**What you have to do:** Scan the data below. Pull out each line where "door" occurs.

**Collected data:**
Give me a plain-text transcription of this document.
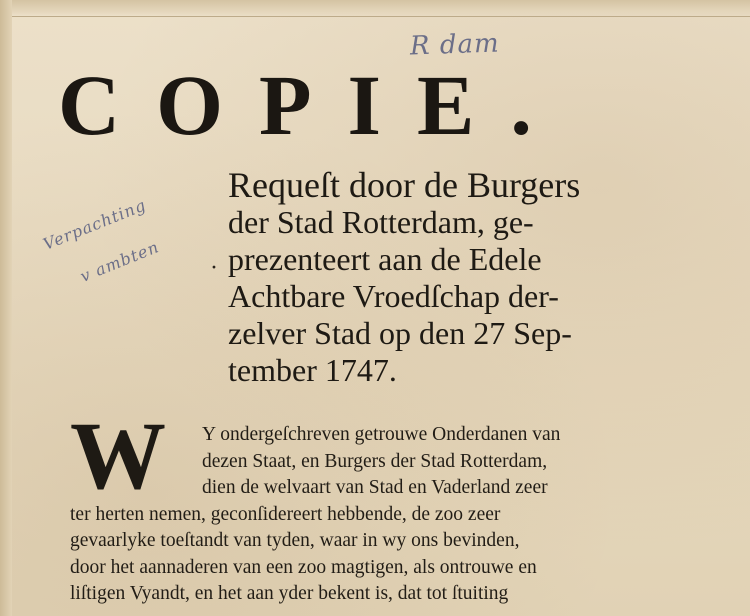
R dam
Verpachting
v ambten
COPIE.
·
Requeſt door de Burgers
der Stad Rotterdam, ge-
prezenteert aan de Edele
Achtbare Vroedſchap der-
zelver Stad op den 27 Sep-
tember 1747.
W	Y ondergeſchreven getrouwe Onderdanen van
dezen Staat, en Burgers der Stad Rotterdam,
dien de welvaart van Stad en Vaderland zeer
ter herten nemen, geconſidereert hebbende, de zoo zeer
gevaarlyke toeſtandt van tyden, waar in wy ons bevinden,
door het aannaderen van een zoo magtigen, als ontrouwe en
liſtigen Vyandt, en het aan yder bekent is, dat tot ſtuiting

**Solution:**
Requeſt door de Burgers
door het aannaderen van een zoo magtigen, als ontrouwe en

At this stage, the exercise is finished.